Stored records
####################

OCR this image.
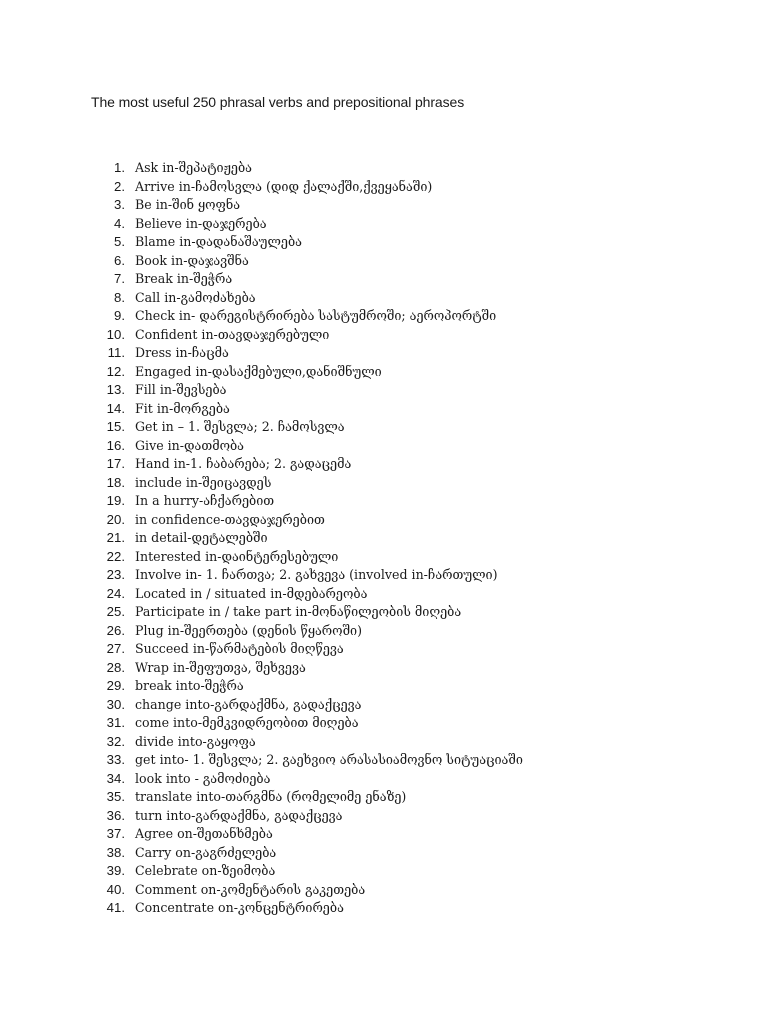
The most useful 250 phrasal verbs and prepositional phrases
1. Ask in-შეპატიჟება
2. Arrive in-ჩამოსვლა (დიდ ქალაქში,ქვეყანაში)
3. Be in-შინ ყოფნა
4. Believe in-დაჯერება
5. Blame in-დადანაშაულება
6. Book in-დაჯავშნა
7. Break in-შეჭრა
8. Call in-გამოძახება
9. Check in- დარეგისტრირება სასტუმროში; აეროპორტში
10. Confident in-თავდაჯერებული
11. Dress in-ჩაცმა
12. Engaged in-დასაქმებული,დანიშნული
13. Fill in-შევსება
14. Fit in-მორგება
15. Get in – 1. შესვლა; 2. ჩამოსვლა
16. Give in-დათმობა
17. Hand in-1. ჩაბარება; 2. გადაცემა
18. include in-შეიცავდეს
19. In a hurry-აჩქარებით
20. in confidence-თავდაჯერებით
21. in detail-დეტალებში
22. Interested in-დაინტერესებული
23. Involve in- 1. ჩართვა; 2. გახვევა (involved in-ჩართული)
24. Located in / situated in-მდებარეობა
25. Participate in / take part in-მონაწილეობის მიღება
26. Plug in-შეერთება (დენის წყაროში)
27. Succeed in-წარმატების მიღწევა
28. Wrap in-შეფუთვა, შეხვევა
29. break into-შეჭრა
30. change into-გარდაქმნა, გადაქცევა
31. come into-მემკვიდრეობით მიღება
32. divide into-გაყოფა
33. get into- 1. შესვლა; 2. გაეხვიო არასასიამოვნო სიტუაციაში
34. look into - გამოძიება
35. translate into-თარგმნა (რომელიმე ენაზე)
36. turn into-გარდაქმნა, გადაქცევა
37. Agree on-შეთანხმება
38. Carry on-გაგრძელება
39. Celebrate on-ზეიმობა
40. Comment on-კომენტარის გაკეთება
41. Concentrate on-კონცენტრირება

####################

## [OBJECTIVE]
Any pictures should be dropped; transcribe the rest of the records above exactly.

## [EXERCISE RESPONSE]
OCR this image.
The most useful 250 phrasal verbs and prepositional phrases
1. Ask in-შეპატიჟება
2. Arrive in-ჩამოსვლა (დიდ ქალაქში,ქვეყანაში)
3. Be in-შინ ყოფნა
4. Believe in-დაჯერება
5. Blame in-დადანაშაულება
6. Book in-დაჯავშნა
7. Break in-შეჭრა
8. Call in-გამოძახება
9. Check in- დარეგისტრირება სასტუმროში; აეროპორტში
10. Confident in-თავდაჯერებული
11. Dress in-ჩაცმა
12. Engaged in-დასაქმებული,დანიშნული
13. Fill in-შევსება
14. Fit in-მორგება
15. Get in – 1. შესვლა; 2. ჩამოსვლა
16. Give in-დათმობა
17. Hand in-1. ჩაბარება; 2. გადაცემა
18. include in-შეიცავდეს
19. In a hurry-აჩქარებით
20. in confidence-თავდაჯერებით
21. in detail-დეტალებში
22. Interested in-დაინტერესებული
23. Involve in- 1. ჩართვა; 2. გახვევა (involved in-ჩართული)
24. Located in / situated in-მდებარეობა
25. Participate in / take part in-მონაწილეობის მიღება
26. Plug in-შეერთება (დენის წყაროში)
27. Succeed in-წარმატების მიღწევა
28. Wrap in-შეფუთვა, შეხვევა
29. break into-შეჭრა
30. change into-გარდაქმნა, გადაქცევა
31. come into-მემკვიდრეობით მიღება
32. divide into-გაყოფა
33. get into- 1. შესვლა; 2. გაეხვიო არასასიამოვნო სიტუაციაში
34. look into - გამოძიება
35. translate into-თარგმნა (რომელიმე ენაზე)
36. turn into-გარდაქმნა, გადაქცევა
37. Agree on-შეთანხმება
38. Carry on-გაგრძელება
39. Celebrate on-ზეიმობა
40. Comment on-კომენტარის გაკეთება
41. Concentrate on-კონცენტრირება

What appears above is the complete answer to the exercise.